'''
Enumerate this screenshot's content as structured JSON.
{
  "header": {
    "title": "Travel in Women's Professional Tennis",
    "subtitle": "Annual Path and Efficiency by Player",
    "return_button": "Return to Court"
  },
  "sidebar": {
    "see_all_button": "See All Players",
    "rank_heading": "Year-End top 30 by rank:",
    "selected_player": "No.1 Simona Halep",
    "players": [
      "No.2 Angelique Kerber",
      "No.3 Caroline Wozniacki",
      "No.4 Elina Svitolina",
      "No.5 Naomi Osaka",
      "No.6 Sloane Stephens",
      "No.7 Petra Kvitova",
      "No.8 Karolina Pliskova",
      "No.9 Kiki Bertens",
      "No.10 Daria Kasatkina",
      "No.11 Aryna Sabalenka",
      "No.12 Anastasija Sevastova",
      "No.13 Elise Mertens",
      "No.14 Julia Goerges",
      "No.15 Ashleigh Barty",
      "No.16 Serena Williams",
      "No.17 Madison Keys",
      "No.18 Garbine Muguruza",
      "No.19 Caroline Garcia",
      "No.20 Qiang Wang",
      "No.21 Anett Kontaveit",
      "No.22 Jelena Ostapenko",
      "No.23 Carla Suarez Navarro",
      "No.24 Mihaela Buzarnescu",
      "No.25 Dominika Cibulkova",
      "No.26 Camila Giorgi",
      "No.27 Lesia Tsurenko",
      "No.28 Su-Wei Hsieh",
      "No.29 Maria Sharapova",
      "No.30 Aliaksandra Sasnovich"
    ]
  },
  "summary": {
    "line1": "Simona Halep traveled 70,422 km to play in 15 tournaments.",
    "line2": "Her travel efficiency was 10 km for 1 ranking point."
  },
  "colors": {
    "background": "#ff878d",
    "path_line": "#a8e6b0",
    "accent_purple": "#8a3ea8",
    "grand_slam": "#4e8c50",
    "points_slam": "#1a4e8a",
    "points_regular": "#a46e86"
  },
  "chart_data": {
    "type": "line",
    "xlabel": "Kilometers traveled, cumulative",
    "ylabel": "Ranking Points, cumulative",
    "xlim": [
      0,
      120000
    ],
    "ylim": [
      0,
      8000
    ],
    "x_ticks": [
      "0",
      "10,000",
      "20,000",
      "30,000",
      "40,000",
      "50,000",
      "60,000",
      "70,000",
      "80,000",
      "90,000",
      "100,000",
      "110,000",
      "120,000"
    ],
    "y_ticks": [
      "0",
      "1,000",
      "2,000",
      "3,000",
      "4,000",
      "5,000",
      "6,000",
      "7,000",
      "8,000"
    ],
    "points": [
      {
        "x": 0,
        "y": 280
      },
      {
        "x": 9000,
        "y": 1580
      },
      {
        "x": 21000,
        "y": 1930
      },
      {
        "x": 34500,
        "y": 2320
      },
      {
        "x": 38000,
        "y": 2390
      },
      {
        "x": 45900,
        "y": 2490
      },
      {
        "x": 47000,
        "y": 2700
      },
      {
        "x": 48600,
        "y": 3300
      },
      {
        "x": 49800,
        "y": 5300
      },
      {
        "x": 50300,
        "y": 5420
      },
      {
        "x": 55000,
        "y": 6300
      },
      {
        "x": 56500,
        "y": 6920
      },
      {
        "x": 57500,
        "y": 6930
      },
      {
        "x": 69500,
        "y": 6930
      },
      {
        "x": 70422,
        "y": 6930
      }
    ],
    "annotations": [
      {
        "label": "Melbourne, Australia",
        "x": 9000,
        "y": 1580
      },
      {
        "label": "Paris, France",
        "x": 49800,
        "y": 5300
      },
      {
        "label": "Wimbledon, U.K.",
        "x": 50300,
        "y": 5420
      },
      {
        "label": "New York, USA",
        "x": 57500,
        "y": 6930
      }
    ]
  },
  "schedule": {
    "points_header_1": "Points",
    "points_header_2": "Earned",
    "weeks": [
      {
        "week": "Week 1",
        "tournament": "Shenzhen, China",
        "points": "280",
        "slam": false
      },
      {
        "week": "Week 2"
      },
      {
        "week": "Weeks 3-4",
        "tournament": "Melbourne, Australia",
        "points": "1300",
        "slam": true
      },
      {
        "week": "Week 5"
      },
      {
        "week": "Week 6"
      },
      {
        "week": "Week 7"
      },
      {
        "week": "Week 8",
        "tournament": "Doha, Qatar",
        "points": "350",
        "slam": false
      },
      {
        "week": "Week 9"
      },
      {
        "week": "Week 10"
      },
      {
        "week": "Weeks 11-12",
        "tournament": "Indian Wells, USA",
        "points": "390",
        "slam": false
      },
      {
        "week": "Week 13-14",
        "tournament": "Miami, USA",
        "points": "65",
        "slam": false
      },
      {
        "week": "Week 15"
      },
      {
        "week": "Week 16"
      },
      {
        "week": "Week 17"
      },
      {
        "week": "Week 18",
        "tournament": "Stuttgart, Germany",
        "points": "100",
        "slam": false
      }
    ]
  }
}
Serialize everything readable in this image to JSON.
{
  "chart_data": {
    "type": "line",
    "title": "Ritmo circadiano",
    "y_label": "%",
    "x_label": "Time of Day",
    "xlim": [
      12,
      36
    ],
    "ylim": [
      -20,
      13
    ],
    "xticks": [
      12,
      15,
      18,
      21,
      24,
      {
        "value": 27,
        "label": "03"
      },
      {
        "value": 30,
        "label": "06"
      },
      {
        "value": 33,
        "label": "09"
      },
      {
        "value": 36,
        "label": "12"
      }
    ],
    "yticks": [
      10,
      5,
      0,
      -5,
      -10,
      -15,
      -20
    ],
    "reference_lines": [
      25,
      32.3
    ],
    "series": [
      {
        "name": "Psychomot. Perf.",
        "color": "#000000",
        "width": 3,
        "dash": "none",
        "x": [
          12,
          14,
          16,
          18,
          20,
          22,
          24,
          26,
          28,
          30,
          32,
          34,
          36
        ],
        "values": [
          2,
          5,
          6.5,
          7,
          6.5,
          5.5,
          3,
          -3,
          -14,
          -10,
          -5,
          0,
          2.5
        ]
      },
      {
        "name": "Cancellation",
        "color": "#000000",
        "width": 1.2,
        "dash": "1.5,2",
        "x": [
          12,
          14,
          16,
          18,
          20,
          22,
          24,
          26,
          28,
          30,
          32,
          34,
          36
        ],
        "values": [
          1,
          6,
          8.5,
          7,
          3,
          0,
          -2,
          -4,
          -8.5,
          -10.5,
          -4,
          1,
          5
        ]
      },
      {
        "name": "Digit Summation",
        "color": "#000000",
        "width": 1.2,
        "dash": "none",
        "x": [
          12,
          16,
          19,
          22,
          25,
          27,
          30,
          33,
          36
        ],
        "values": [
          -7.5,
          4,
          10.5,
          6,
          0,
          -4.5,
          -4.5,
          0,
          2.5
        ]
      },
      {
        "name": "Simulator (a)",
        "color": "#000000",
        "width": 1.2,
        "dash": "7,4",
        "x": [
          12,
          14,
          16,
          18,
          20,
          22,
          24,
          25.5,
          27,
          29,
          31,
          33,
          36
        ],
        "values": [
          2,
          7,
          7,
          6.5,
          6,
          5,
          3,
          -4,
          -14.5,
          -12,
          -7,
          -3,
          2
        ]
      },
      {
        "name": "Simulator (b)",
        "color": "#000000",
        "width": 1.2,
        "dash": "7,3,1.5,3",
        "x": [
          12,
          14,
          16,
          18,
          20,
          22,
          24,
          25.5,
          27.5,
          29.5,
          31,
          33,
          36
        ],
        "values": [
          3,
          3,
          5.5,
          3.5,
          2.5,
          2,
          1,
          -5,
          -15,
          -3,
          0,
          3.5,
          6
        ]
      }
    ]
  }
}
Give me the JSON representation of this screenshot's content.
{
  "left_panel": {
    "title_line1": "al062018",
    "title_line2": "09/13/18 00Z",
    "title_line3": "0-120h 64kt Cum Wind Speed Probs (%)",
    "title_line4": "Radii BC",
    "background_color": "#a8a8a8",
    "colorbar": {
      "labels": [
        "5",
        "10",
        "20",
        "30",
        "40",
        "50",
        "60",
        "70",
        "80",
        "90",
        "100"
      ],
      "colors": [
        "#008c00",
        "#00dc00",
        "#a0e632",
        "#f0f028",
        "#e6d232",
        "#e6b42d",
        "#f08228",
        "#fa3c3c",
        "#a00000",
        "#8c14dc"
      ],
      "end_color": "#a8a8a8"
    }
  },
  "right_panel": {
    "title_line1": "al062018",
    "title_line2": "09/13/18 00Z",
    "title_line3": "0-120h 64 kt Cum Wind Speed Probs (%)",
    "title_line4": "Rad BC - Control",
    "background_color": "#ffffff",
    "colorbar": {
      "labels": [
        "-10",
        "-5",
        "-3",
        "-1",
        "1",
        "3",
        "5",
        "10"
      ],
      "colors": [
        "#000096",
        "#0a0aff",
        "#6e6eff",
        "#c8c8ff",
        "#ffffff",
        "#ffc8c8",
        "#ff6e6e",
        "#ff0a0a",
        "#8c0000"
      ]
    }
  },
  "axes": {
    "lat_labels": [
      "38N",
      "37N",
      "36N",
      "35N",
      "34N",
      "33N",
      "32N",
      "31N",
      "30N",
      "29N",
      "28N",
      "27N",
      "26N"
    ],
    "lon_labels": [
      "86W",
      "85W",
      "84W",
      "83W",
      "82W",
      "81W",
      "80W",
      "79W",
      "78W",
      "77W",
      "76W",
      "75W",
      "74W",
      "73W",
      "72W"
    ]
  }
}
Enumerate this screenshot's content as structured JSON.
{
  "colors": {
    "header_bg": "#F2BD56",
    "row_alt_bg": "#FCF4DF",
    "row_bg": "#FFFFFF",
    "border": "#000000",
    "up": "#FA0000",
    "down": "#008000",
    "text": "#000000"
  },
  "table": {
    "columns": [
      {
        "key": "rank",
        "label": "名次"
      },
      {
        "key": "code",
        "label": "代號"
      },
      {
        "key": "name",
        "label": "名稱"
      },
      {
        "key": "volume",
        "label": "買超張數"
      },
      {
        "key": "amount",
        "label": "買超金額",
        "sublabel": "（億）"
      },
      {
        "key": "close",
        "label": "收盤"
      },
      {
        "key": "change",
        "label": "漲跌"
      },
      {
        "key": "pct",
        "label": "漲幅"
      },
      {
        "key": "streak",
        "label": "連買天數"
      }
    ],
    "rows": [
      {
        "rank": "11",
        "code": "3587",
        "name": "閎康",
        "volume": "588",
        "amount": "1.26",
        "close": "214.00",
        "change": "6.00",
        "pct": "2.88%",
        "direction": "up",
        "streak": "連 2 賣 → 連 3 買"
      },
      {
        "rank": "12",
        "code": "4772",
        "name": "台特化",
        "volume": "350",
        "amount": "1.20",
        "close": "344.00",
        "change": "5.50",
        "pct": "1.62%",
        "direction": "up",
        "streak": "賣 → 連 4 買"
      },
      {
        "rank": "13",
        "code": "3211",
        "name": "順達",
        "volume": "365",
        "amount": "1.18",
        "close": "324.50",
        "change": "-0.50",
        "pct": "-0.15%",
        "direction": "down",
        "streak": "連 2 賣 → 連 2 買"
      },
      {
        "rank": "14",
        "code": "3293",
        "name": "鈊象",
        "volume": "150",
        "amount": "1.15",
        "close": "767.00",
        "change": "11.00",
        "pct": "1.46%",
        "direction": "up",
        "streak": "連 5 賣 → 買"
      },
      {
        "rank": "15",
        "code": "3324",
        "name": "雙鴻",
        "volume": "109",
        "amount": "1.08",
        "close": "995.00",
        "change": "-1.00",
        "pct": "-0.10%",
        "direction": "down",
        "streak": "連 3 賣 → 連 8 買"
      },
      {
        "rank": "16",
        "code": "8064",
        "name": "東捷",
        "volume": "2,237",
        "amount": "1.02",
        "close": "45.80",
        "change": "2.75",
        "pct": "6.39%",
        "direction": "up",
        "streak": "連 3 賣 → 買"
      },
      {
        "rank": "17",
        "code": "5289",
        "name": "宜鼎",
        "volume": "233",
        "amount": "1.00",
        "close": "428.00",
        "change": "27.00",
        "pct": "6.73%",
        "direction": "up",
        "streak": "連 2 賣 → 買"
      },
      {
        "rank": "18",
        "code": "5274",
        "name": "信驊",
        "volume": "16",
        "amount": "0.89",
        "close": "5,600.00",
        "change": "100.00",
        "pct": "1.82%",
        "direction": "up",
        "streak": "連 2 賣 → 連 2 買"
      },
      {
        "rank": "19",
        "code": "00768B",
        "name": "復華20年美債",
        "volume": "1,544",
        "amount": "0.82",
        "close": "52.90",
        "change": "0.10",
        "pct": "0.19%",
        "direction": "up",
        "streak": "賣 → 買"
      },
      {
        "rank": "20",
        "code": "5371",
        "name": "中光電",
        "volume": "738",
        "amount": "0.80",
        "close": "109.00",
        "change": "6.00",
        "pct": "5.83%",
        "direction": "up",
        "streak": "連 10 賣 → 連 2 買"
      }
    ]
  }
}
'''
● WHAT NEEDS TO BE DONE
Look over the material above and show each line where "Halep" appears.

● TASK SOLUTION
    "selected_player": "No.1 Simona Halep",
    "line1": "Simona Halep traveled 70,422 km to play in 15 tournaments.",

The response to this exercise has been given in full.